**Problem requirements:**
Which lines in the material below contain the word "date"? Copy each of them.

====== Data for the task ======

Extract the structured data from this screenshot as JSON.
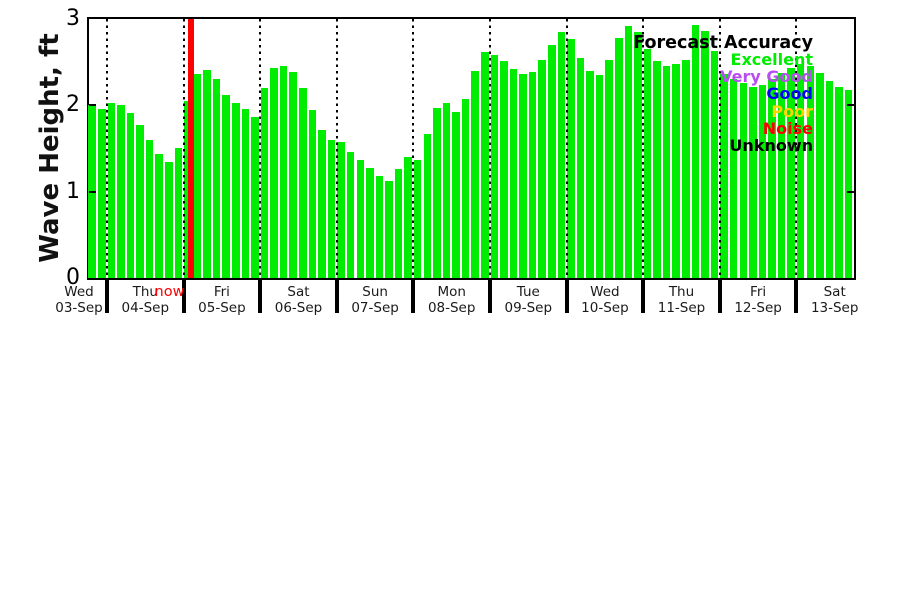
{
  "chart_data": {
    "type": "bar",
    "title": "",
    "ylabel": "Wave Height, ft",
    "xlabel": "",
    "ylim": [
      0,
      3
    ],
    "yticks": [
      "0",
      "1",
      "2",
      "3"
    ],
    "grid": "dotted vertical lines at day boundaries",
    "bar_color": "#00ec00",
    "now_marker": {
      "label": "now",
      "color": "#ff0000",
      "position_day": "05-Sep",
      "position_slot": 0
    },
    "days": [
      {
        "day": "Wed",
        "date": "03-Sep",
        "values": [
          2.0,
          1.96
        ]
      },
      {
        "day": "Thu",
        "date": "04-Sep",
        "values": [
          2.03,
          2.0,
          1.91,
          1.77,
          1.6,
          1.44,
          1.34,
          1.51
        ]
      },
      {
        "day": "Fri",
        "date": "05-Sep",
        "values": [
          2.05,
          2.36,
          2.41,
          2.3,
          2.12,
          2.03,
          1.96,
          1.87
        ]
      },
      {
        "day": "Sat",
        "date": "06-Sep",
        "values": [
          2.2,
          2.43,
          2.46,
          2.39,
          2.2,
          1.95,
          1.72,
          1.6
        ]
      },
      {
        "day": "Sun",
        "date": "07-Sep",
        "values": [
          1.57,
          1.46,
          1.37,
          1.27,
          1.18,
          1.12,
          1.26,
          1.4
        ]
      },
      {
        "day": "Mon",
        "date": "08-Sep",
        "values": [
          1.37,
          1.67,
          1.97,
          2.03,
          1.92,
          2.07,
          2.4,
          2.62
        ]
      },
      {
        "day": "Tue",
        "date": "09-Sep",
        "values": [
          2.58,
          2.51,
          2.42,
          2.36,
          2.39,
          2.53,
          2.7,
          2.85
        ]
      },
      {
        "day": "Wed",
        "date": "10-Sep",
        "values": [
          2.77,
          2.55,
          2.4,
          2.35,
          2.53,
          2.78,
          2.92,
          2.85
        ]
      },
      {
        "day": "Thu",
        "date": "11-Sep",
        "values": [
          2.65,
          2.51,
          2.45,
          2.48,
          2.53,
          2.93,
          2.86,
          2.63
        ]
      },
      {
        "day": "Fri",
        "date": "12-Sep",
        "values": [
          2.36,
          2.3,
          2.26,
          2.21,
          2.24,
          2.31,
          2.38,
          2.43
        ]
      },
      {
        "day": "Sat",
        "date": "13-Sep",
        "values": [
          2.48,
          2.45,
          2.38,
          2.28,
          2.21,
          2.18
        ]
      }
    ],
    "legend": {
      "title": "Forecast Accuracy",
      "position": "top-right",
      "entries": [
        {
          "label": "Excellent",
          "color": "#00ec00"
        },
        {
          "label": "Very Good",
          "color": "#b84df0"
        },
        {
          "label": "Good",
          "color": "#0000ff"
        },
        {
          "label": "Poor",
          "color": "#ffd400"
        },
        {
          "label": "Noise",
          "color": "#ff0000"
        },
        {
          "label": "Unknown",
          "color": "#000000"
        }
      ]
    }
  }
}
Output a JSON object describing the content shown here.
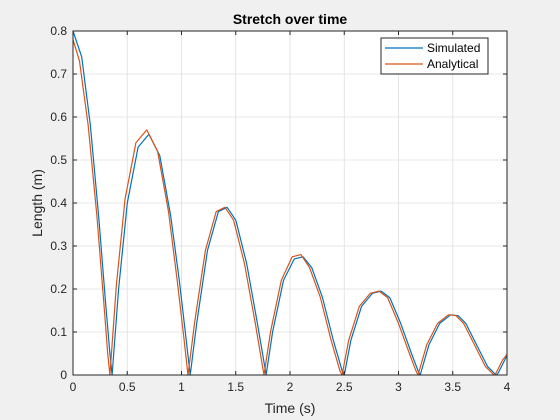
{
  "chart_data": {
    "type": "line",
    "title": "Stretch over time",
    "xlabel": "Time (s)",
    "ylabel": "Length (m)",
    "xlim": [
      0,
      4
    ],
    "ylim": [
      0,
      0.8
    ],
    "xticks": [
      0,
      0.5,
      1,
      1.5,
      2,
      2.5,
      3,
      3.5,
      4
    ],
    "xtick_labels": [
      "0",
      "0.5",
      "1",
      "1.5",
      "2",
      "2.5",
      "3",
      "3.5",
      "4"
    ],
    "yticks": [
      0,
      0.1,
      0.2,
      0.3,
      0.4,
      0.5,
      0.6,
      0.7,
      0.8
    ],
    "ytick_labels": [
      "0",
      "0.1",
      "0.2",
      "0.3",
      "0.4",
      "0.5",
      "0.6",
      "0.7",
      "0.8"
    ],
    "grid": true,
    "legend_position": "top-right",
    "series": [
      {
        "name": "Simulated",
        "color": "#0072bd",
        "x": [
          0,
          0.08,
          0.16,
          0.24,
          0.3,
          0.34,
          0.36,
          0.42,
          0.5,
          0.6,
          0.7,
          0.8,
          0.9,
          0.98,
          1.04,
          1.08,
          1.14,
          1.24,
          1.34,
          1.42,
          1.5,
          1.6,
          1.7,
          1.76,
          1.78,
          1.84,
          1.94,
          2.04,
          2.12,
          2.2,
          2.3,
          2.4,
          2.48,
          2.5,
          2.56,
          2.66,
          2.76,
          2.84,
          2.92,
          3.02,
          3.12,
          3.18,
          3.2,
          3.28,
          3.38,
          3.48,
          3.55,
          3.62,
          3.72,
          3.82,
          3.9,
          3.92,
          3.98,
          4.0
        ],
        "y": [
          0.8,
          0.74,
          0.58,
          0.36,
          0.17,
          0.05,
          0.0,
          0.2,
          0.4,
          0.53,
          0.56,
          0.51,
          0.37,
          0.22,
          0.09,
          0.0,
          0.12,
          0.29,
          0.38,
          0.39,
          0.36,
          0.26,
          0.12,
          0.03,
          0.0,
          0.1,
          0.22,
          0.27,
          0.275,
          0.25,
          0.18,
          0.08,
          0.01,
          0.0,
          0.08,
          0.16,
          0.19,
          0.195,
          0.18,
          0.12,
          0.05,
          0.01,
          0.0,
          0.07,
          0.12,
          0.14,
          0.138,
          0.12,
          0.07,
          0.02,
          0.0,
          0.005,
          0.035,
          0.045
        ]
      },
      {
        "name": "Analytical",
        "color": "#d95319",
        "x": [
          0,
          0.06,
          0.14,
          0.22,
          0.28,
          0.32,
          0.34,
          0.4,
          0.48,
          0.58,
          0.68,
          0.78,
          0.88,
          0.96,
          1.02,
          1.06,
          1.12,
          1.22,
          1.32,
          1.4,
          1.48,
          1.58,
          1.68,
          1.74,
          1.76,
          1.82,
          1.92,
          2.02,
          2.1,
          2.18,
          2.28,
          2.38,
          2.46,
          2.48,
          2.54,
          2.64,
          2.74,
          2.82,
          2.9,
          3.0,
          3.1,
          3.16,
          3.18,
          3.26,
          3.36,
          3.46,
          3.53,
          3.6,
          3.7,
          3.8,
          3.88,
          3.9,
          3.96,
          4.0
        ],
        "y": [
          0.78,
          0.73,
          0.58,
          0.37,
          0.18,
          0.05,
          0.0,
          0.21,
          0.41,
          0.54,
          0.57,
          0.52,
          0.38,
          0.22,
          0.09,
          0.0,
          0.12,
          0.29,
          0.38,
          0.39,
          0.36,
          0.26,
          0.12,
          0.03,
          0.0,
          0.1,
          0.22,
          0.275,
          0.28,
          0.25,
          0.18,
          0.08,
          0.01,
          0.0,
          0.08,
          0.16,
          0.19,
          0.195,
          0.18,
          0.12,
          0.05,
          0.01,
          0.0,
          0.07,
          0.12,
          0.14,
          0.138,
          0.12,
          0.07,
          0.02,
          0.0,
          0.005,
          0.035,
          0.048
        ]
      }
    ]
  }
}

======

**Result below:**
        "date": "03-Sep",
        "date": "04-Sep",
        "date": "05-Sep",
        "date": "06-Sep",
        "date": "07-Sep",
        "date": "08-Sep",
        "date": "09-Sep",
        "date": "10-Sep",
        "date": "11-Sep",
        "date": "12-Sep",
        "date": "13-Sep",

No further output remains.